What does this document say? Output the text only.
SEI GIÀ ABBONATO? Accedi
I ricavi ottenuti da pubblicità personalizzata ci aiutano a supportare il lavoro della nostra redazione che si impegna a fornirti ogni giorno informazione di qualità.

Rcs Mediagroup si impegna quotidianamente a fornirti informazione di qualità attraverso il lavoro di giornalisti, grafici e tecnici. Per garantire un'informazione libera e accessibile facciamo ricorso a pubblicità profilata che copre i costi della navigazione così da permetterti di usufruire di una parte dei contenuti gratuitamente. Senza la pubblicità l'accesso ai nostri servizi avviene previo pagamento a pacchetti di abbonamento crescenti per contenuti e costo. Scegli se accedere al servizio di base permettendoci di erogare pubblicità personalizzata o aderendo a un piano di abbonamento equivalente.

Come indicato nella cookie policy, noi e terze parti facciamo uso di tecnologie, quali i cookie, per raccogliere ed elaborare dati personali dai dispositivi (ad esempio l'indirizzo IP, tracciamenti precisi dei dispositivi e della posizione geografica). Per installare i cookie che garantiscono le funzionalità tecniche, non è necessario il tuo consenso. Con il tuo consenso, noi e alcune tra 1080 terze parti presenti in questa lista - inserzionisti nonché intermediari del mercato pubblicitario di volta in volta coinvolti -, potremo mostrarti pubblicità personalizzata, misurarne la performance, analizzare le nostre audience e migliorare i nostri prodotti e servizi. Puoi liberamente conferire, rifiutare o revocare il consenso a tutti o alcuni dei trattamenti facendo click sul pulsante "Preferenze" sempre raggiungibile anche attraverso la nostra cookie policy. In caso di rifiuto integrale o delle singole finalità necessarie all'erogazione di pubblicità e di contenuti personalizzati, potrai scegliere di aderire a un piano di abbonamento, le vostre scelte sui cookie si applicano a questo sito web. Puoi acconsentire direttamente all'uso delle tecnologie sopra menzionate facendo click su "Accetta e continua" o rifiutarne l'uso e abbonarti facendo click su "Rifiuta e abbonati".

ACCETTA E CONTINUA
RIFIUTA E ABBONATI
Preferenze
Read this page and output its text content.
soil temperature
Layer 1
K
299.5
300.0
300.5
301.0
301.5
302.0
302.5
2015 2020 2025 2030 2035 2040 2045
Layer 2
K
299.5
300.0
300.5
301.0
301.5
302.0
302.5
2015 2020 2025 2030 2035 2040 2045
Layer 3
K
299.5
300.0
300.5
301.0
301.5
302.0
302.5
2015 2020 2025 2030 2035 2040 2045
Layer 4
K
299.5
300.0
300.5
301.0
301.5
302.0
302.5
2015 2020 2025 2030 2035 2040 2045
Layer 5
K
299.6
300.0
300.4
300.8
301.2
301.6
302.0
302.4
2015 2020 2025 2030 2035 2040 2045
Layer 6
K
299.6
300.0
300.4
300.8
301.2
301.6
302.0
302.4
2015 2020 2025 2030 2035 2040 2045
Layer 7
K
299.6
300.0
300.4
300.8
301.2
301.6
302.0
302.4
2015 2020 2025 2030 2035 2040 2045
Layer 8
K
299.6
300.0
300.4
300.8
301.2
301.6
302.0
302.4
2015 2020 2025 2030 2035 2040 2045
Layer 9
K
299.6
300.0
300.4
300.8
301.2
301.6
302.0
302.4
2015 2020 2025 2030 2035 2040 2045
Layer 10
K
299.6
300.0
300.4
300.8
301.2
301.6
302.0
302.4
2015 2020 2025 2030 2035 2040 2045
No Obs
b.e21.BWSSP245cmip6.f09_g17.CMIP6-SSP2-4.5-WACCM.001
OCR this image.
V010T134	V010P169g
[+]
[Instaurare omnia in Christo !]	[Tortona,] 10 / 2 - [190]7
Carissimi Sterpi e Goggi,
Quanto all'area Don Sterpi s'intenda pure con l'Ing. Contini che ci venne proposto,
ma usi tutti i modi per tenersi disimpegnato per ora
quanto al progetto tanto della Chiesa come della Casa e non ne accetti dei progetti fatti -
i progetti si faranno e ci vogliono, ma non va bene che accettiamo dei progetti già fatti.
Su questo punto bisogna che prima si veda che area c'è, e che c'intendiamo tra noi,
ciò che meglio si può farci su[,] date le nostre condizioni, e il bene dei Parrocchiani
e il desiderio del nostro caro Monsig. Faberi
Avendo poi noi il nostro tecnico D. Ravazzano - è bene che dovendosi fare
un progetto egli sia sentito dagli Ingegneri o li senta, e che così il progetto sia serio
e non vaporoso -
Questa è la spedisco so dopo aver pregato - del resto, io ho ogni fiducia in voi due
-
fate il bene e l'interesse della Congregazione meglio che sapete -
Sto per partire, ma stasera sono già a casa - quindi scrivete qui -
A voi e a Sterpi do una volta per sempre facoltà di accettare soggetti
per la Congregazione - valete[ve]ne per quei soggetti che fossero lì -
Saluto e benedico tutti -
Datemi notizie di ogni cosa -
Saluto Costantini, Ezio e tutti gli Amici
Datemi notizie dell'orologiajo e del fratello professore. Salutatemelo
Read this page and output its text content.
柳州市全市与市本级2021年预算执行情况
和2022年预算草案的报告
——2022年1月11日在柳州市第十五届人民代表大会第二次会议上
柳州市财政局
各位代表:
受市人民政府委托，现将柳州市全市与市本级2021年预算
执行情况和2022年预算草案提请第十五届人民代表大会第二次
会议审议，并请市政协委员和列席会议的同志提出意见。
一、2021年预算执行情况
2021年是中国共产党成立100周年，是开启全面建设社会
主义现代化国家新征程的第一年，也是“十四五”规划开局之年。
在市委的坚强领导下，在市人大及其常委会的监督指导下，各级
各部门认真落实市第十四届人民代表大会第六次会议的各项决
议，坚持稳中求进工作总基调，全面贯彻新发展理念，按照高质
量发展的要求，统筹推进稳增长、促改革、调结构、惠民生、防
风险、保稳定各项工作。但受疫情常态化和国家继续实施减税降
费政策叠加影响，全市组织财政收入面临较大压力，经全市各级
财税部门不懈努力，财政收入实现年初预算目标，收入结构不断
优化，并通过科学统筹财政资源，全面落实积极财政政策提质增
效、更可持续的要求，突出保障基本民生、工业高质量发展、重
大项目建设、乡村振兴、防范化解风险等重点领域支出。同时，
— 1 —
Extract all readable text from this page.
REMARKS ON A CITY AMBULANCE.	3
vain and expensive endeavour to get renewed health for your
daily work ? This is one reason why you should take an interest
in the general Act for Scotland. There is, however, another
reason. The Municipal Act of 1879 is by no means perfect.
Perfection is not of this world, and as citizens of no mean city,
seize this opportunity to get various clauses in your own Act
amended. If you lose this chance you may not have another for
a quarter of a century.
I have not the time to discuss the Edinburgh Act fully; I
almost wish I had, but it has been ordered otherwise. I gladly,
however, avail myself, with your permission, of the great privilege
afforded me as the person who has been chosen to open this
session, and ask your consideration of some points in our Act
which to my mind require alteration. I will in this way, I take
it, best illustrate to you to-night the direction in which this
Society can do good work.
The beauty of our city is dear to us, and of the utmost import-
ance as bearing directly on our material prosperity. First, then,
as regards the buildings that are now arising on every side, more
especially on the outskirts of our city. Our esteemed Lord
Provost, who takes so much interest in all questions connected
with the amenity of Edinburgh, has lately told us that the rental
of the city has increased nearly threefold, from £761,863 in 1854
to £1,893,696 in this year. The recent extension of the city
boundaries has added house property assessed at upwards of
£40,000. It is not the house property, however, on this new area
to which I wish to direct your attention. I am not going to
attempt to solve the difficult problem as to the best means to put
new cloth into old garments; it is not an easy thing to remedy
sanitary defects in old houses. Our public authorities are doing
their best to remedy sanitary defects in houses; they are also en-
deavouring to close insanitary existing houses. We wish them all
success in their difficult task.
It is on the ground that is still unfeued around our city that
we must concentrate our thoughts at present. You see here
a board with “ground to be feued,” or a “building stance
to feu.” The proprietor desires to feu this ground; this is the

■ Exercise instructions ■
Take every line containing the word "Saluto" and copy it.

■ Task answer ■
Saluto e benedico tutti -
Saluto Costantini, Ezio e tutti gli Amici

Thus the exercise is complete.